Stated task | Isolate every line in the data with the string "Medical" and copy it.

══ Entries supplied ══

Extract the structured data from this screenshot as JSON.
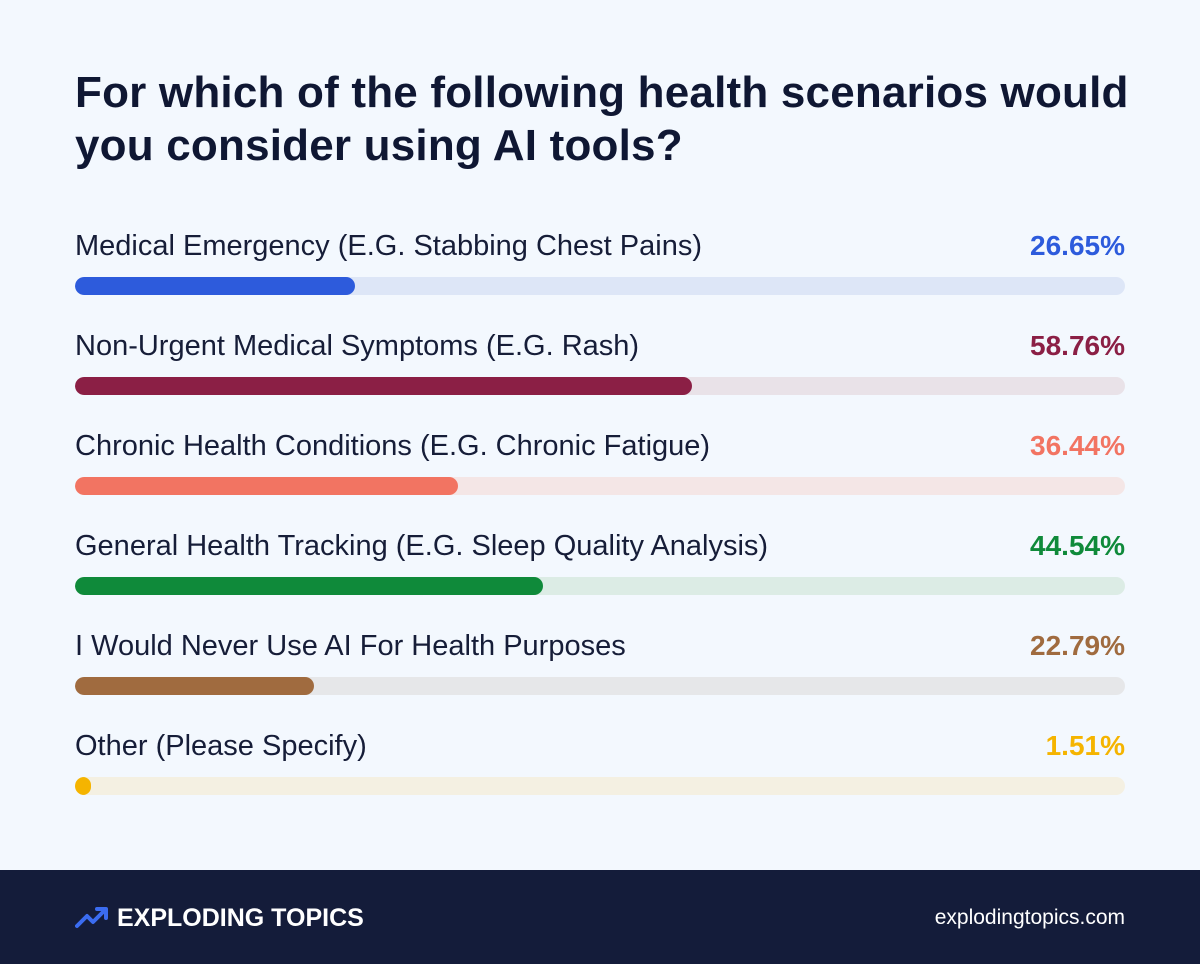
{
  "chart_data": {
    "type": "bar",
    "orientation": "horizontal",
    "title": "For which of the following health scenarios would you consider using AI tools?",
    "xlim": [
      0,
      100
    ],
    "categories": [
      "Medical Emergency (E.G. Stabbing Chest Pains)",
      "Non-Urgent Medical Symptoms (E.G. Rash)",
      "Chronic Health Conditions (E.G. Chronic Fatigue)",
      "General Health Tracking (E.G. Sleep Quality Analysis)",
      "I Would Never Use AI For Health Purposes",
      "Other (Please Specify)"
    ],
    "values": [
      26.65,
      58.76,
      36.44,
      44.54,
      22.79,
      1.51
    ],
    "value_labels": [
      "26.65%",
      "58.76%",
      "36.44%",
      "44.54%",
      "22.79%",
      "1.51%"
    ],
    "colors": [
      "#2d5bdc",
      "#8b1f45",
      "#f27462",
      "#0f8a3a",
      "#a06b3f",
      "#f5b400"
    ],
    "track_colors": [
      "#dde6f7",
      "#e9e2e8",
      "#f4e6e6",
      "#dcece5",
      "#e6e7e9",
      "#f4f0e2"
    ]
  },
  "footer": {
    "brand": "EXPLODING TOPICS",
    "brand_icon": "trending-arrow-icon",
    "site": "explodingtopics.com"
  }
}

═══

Full solution |
      "Medical Emergency (E.G. Stabbing Chest Pains)",
      "Non-Urgent Medical Symptoms (E.G. Rash)",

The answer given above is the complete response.